[Begin Data provided]
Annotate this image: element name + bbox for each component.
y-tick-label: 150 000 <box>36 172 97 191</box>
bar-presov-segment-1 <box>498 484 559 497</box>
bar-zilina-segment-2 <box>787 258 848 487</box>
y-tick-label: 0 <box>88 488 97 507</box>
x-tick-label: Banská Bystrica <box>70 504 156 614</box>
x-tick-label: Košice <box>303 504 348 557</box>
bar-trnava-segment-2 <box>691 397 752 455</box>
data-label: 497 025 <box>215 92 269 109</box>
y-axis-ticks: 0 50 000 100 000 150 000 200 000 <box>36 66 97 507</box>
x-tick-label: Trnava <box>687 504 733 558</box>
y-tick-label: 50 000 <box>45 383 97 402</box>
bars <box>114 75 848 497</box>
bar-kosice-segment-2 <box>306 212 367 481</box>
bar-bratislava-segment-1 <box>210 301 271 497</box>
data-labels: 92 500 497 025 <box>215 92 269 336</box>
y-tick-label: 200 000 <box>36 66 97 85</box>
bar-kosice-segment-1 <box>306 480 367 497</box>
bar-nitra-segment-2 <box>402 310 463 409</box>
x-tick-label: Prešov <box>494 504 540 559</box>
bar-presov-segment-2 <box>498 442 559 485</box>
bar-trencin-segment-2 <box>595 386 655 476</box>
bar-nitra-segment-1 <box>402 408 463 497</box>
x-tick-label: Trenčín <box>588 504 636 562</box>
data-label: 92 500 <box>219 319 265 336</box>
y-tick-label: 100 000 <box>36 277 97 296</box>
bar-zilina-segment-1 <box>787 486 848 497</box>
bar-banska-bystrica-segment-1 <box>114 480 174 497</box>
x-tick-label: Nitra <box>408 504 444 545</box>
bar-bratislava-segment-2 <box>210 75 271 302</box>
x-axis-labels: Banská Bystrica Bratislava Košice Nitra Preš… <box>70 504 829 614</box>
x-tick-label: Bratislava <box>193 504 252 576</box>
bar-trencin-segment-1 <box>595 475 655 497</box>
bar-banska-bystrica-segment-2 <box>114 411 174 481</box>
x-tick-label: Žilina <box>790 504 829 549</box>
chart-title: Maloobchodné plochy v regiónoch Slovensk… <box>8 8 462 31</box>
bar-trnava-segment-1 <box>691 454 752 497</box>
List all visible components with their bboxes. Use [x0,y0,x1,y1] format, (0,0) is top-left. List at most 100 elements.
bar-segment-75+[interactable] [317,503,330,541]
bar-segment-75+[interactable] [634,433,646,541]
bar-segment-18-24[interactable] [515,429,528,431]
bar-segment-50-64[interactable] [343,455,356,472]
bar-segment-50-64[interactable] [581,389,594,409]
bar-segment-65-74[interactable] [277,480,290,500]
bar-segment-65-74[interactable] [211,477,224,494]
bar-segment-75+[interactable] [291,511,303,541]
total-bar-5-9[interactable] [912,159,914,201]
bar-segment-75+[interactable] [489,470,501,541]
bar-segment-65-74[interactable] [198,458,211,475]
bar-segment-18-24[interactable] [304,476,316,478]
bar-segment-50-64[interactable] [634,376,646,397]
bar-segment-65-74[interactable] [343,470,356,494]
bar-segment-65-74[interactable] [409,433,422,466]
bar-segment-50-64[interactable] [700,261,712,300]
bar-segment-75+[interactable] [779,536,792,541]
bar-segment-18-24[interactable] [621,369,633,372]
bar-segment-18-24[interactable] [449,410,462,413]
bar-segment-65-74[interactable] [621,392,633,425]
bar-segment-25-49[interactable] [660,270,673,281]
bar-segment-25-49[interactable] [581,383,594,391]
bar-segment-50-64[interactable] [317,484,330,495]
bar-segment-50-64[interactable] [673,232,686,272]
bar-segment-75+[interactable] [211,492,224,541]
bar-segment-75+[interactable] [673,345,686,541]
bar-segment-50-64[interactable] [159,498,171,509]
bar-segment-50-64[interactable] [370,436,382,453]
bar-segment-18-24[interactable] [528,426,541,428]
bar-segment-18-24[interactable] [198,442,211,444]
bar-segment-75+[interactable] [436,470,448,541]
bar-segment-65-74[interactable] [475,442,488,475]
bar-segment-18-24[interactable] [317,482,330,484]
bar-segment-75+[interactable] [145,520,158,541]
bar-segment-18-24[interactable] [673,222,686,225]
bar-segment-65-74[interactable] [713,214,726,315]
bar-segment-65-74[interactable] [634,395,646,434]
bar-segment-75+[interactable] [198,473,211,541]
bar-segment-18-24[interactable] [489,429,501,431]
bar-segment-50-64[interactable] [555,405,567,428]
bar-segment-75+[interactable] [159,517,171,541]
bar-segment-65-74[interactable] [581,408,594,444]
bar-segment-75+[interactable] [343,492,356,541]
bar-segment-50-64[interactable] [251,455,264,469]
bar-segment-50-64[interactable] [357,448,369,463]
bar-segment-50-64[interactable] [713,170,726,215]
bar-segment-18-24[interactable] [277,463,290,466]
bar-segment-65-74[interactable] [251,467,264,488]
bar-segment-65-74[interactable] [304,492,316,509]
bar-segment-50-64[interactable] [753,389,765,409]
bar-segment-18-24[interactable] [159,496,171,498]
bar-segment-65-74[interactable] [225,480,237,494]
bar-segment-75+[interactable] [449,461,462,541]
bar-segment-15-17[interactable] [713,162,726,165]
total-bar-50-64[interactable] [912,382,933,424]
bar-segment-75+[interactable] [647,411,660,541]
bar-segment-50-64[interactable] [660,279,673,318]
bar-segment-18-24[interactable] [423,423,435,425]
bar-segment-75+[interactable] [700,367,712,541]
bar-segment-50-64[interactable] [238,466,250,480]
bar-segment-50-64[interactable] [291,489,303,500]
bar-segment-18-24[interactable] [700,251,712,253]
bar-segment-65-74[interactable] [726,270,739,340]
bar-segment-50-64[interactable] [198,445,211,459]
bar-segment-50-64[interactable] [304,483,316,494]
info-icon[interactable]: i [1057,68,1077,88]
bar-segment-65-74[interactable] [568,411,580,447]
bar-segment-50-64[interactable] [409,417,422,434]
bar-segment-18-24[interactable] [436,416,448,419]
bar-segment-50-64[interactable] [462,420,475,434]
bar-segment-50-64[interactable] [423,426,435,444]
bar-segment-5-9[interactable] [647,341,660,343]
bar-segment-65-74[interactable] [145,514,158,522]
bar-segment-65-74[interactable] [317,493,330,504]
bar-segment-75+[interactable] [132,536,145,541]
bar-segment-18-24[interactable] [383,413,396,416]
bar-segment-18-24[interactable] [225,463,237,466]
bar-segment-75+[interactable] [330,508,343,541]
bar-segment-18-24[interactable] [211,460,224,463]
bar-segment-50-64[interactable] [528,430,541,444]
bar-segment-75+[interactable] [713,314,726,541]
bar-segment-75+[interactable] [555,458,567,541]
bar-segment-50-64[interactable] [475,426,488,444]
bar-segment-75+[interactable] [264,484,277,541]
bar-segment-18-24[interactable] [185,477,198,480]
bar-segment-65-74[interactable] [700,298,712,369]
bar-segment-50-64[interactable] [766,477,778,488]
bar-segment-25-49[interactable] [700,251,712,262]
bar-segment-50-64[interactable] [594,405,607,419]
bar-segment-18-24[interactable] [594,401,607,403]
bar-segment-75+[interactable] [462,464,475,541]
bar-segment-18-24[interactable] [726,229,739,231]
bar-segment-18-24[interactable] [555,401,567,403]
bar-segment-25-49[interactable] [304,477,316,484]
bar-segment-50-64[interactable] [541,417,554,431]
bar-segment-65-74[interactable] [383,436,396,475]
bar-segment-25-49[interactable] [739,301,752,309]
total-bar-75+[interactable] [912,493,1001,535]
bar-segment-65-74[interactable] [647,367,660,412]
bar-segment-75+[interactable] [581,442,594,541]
[End Data provided]
• _Job_
Reproduce the material from its first line through the line containing "y-tick-label: 0 <box>88 488 97 507</box>", inclusive, substituting "part" for each "segment" and changing nothing else.

• _Solution to this task_
Annotate this image: element name + bbox for each component.
y-tick-label: 150 000 <box>36 172 97 191</box>
bar-presov-part-1 <box>498 484 559 497</box>
bar-zilina-part-2 <box>787 258 848 487</box>
y-tick-label: 0 <box>88 488 97 507</box>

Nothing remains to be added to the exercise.